DATA ROWS —
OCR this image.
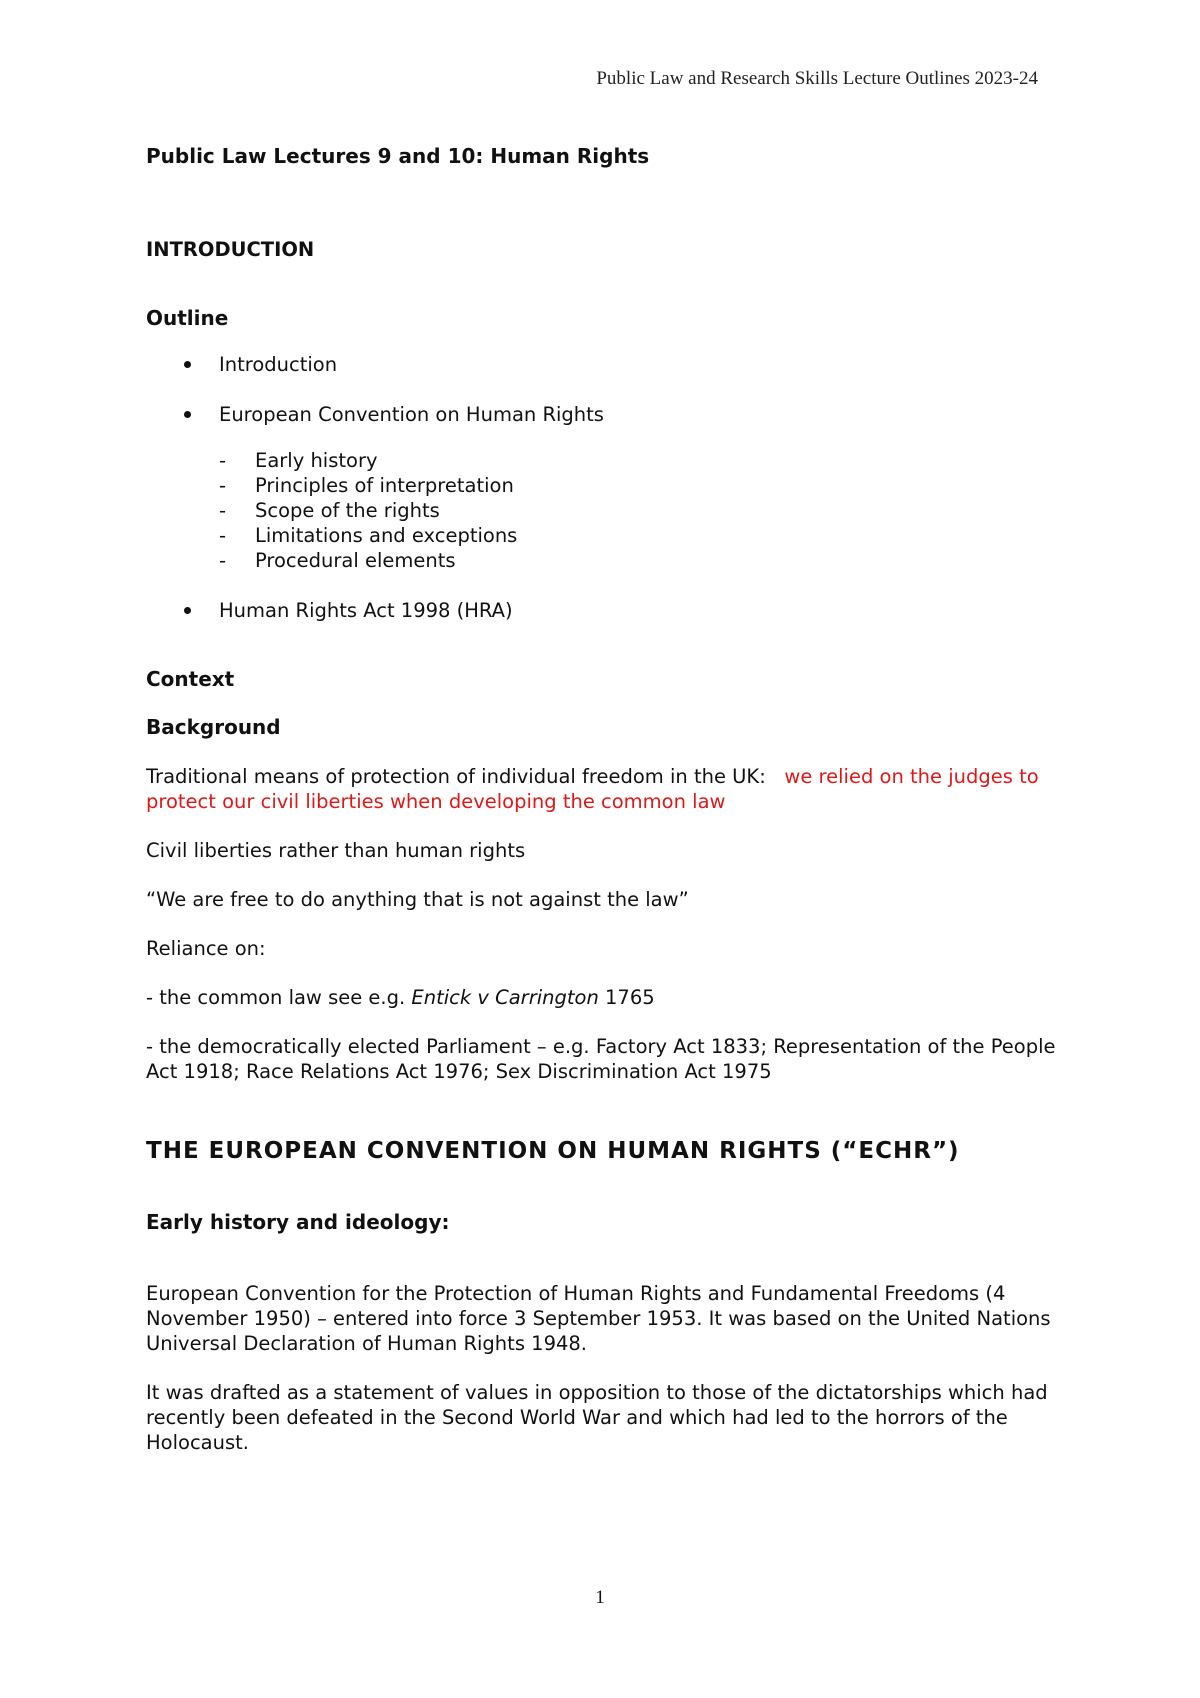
Public Law and Research Skills Lecture Outlines 2023-24

Public Law Lectures 9 and 10: Human Rights

INTRODUCTION

Outline

Introduction
European Convention on Human Rights
- Early history
- Principles of interpretation
- Scope of the rights
- Limitations and exceptions
- Procedural elements
Human Rights Act 1998 (HRA)

Context

Background

Traditional means of protection of individual freedom in the UK: we relied on the judges to protect our civil liberties when developing the common law

Civil liberties rather than human rights

“We are free to do anything that is not against the law”

Reliance on:

- the common law see e.g. Entick v Carrington 1765

- the democratically elected Parliament – e.g. Factory Act 1833; Representation of the People Act 1918; Race Relations Act 1976; Sex Discrimination Act 1975

THE EUROPEAN CONVENTION ON HUMAN RIGHTS (“ECHR”)

Early history and ideology:

European Convention for the Protection of Human Rights and Fundamental Freedoms (4 November 1950) – entered into force 3 September 1953. It was based on the United Nations Universal Declaration of Human Rights 1948.

It was drafted as a statement of values in opposition to those of the dictatorships which had recently been defeated in the Second World War and which had led to the horrors of the Holocaust.

1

TASK DIRECTIONS —
Say how many lines of the data include the word "common". Nothing other than the number should be given.

IN RESPONSE —
2